» What is being asked:
Every entry must be duplicated precisely as written.

[Records contained in a dataset]
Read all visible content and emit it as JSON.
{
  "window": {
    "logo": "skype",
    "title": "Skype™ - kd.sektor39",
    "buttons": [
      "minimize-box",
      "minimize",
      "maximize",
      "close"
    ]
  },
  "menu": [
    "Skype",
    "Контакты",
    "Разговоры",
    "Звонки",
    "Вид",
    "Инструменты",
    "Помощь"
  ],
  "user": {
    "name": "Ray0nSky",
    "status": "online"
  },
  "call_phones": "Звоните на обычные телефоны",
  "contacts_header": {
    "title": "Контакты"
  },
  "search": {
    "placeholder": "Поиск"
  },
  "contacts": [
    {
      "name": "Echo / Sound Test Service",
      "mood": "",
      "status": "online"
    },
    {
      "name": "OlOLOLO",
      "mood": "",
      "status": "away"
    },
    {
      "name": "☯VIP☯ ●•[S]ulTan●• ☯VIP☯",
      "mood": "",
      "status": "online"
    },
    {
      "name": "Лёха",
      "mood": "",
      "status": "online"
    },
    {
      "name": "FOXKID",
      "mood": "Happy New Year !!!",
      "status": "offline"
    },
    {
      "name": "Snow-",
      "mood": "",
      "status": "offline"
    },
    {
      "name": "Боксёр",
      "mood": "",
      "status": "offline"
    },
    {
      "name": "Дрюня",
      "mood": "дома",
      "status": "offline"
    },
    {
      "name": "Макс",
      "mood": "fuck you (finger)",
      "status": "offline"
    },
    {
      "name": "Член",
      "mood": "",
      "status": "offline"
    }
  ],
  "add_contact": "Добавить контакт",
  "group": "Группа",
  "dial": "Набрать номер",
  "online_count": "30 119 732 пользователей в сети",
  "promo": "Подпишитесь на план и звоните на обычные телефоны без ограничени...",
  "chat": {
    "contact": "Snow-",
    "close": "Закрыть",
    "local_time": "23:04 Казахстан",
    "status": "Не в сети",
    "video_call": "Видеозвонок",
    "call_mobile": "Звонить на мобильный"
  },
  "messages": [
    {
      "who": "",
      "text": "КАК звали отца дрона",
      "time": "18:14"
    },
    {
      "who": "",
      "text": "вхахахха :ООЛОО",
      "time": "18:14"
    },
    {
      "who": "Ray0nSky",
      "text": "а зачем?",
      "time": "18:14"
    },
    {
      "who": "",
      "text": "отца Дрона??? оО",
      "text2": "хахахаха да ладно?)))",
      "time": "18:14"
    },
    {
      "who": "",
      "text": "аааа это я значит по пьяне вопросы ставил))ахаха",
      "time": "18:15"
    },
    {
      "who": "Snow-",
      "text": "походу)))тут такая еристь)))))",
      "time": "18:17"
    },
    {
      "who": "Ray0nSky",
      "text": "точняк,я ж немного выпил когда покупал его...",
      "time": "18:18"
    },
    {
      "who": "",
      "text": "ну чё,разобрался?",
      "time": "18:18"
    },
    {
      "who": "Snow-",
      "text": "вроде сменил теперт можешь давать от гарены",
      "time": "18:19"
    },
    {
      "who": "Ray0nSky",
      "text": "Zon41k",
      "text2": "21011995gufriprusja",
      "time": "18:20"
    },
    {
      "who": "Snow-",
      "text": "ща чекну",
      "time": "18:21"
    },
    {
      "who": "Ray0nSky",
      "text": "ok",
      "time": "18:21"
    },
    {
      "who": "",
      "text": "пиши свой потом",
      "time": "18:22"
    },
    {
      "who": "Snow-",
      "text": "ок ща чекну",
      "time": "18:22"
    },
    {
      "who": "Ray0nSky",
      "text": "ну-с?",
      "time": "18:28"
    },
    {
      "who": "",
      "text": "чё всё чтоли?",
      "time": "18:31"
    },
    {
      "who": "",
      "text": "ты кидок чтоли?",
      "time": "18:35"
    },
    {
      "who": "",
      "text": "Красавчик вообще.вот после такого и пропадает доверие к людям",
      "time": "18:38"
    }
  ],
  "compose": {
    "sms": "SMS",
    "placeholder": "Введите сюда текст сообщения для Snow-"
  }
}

» Exercise response:
Read all visible content and emit it as JSON.
{
  "window": {
    "logo": "skype",
    "title": "Skype™ - kd.sektor39",
    "buttons": [
      "minimize-box",
      "minimize",
      "maximize",
      "close"
    ]
  },
  "menu": [
    "Skype",
    "Контакты",
    "Разговоры",
    "Звонки",
    "Вид",
    "Инструменты",
    "Помощь"
  ],
  "user": {
    "name": "Ray0nSky",
    "status": "online"
  },
  "call_phones": "Звоните на обычные телефоны",
  "contacts_header": {
    "title": "Контакты"
  },
  "search": {
    "placeholder": "Поиск"
  },
  "contacts": [
    {
      "name": "Echo / Sound Test Service",
      "mood": "",
      "status": "online"
    },
    {
      "name": "OlOLOLO",
      "mood": "",
      "status": "away"
    },
    {
      "name": "☯VIP☯ ●•[S]ulTan●• ☯VIP☯",
      "mood": "",
      "status": "online"
    },
    {
      "name": "Лёха",
      "mood": "",
      "status": "online"
    },
    {
      "name": "FOXKID",
      "mood": "Happy New Year !!!",
      "status": "offline"
    },
    {
      "name": "Snow-",
      "mood": "",
      "status": "offline"
    },
    {
      "name": "Боксёр",
      "mood": "",
      "status": "offline"
    },
    {
      "name": "Дрюня",
      "mood": "дома",
      "status": "offline"
    },
    {
      "name": "Макс",
      "mood": "fuck you (finger)",
      "status": "offline"
    },
    {
      "name": "Член",
      "mood": "",
      "status": "offline"
    }
  ],
  "add_contact": "Добавить контакт",
  "group": "Группа",
  "dial": "Набрать номер",
  "online_count": "30 119 732 пользователей в сети",
  "promo": "Подпишитесь на план и звоните на обычные телефоны без ограничени...",
  "chat": {
    "contact": "Snow-",
    "close": "Закрыть",
    "local_time": "23:04 Казахстан",
    "status": "Не в сети",
    "video_call": "Видеозвонок",
    "call_mobile": "Звонить на мобильный"
  },
  "messages": [
    {
      "who": "",
      "text": "КАК звали отца дрона",
      "time": "18:14"
    },
    {
      "who": "",
      "text": "вхахахха :ООЛОО",
      "time": "18:14"
    },
    {
      "who": "Ray0nSky",
      "text": "а зачем?",
      "time": "18:14"
    },
    {
      "who": "",
      "text": "отца Дрона??? оО",
      "text2": "хахахаха да ладно?)))",
      "time": "18:14"
    },
    {
      "who": "",
      "text": "аааа это я значит по пьяне вопросы ставил))ахаха",
      "time": "18:15"
    },
    {
      "who": "Snow-",
      "text": "походу)))тут такая еристь)))))",
      "time": "18:17"
    },
    {
      "who": "Ray0nSky",
      "text": "точняк,я ж немного выпил когда покупал его...",
      "time": "18:18"
    },
    {
      "who": "",
      "text": "ну чё,разобрался?",
      "time": "18:18"
    },
    {
      "who": "Snow-",
      "text": "вроде сменил теперт можешь давать от гарены",
      "time": "18:19"
    },
    {
      "who": "Ray0nSky",
      "text": "Zon41k",
      "text2": "21011995gufriprusja",
      "time": "18:20"
    },
    {
      "who": "Snow-",
      "text": "ща чекну",
      "time": "18:21"
    },
    {
      "who": "Ray0nSky",
      "text": "ok",
      "time": "18:21"
    },
    {
      "who": "",
      "text": "пиши свой потом",
      "time": "18:22"
    },
    {
      "who": "Snow-",
      "text": "ок ща чекну",
      "time": "18:22"
    },
    {
      "who": "Ray0nSky",
      "text": "ну-с?",
      "time": "18:28"
    },
    {
      "who": "",
      "text": "чё всё чтоли?",
      "time": "18:31"
    },
    {
      "who": "",
      "text": "ты кидок чтоли?",
      "time": "18:35"
    },
    {
      "who": "",
      "text": "Красавчик вообще.вот после такого и пропадает доверие к людям",
      "time": "18:38"
    }
  ],
  "compose": {
    "sms": "SMS",
    "placeholder": "Введите сюда текст сообщения для Snow-"
  }
}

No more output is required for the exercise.